__What is expected__
Each of the entries should be retyped precisely as it appears.

__Dataset rows__
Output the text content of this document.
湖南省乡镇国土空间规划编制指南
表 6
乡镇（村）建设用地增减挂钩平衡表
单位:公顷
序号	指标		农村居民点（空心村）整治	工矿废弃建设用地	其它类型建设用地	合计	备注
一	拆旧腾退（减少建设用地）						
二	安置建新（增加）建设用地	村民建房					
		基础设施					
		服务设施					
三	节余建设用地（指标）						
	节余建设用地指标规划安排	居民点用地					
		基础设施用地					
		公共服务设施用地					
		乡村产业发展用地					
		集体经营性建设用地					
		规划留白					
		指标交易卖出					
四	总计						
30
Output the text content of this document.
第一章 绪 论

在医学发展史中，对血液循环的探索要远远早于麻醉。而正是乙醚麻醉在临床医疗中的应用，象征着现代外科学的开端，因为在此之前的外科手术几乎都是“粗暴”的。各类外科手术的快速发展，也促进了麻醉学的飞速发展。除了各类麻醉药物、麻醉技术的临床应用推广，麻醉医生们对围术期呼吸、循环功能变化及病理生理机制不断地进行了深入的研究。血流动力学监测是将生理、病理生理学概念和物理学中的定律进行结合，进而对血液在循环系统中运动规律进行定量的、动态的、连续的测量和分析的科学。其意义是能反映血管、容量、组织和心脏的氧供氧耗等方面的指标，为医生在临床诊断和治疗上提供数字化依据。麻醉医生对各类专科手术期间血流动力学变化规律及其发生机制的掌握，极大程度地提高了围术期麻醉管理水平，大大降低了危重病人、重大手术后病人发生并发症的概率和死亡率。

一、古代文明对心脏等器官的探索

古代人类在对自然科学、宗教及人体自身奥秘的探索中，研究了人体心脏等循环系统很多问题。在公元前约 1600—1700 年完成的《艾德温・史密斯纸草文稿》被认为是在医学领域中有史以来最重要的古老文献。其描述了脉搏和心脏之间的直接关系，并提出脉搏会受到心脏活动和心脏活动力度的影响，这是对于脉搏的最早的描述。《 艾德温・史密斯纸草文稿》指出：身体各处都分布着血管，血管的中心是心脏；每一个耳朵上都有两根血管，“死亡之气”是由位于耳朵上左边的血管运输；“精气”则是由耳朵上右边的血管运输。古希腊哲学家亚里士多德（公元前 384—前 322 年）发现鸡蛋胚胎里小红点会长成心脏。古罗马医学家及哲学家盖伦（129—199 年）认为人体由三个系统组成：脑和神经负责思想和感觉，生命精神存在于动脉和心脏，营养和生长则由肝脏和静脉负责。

__Correct response__
Output the text content of this document.
湖南省乡镇国土空间规划编制指南
表 6
乡镇（村）建设用地增减挂钩平衡表
单位:公顷
序号	指标		农村居民点（空心村）整治	工矿废弃建设用地	其它类型建设用地	合计	备注
一	拆旧腾退（减少建设用地）						
二	安置建新（增加）建设用地	村民建房					
		基础设施					
		服务设施					
三	节余建设用地（指标）						
	节余建设用地指标规划安排	居民点用地					
		基础设施用地					
		公共服务设施用地					
		乡村产业发展用地					
		集体经营性建设用地					
		规划留白					
		指标交易卖出					
四	总计						
30
Output the text content of this document.
第一章 绪 论

在医学发展史中，对血液循环的探索要远远早于麻醉。而正是乙醚麻醉在临床医疗中的应用，象征着现代外科学的开端，因为在此之前的外科手术几乎都是“粗暴”的。各类外科手术的快速发展，也促进了麻醉学的飞速发展。除了各类麻醉药物、麻醉技术的临床应用推广，麻醉医生们对围术期呼吸、循环功能变化及病理生理机制不断地进行了深入的研究。血流动力学监测是将生理、病理生理学概念和物理学中的定律进行结合，进而对血液在循环系统中运动规律进行定量的、动态的、连续的测量和分析的科学。其意义是能反映血管、容量、组织和心脏的氧供氧耗等方面的指标，为医生在临床诊断和治疗上提供数字化依据。麻醉医生对各类专科手术期间血流动力学变化规律及其发生机制的掌握，极大程度地提高了围术期麻醉管理水平，大大降低了危重病人、重大手术后病人发生并发症的概率和死亡率。

一、古代文明对心脏等器官的探索

古代人类在对自然科学、宗教及人体自身奥秘的探索中，研究了人体心脏等循环系统很多问题。在公元前约 1600—1700 年完成的《艾德温・史密斯纸草文稿》被认为是在医学领域中有史以来最重要的古老文献。其描述了脉搏和心脏之间的直接关系，并提出脉搏会受到心脏活动和心脏活动力度的影响，这是对于脉搏的最早的描述。《 艾德温・史密斯纸草文稿》指出：身体各处都分布着血管，血管的中心是心脏；每一个耳朵上都有两根血管，“死亡之气”是由位于耳朵上左边的血管运输；“精气”则是由耳朵上右边的血管运输。古希腊哲学家亚里士多德（公元前 384—前 322 年）发现鸡蛋胚胎里小红点会长成心脏。古罗马医学家及哲学家盖伦（129—199 年）认为人体由三个系统组成：脑和神经负责思想和感觉，生命精神存在于动脉和心脏，营养和生长则由肝脏和静脉负责。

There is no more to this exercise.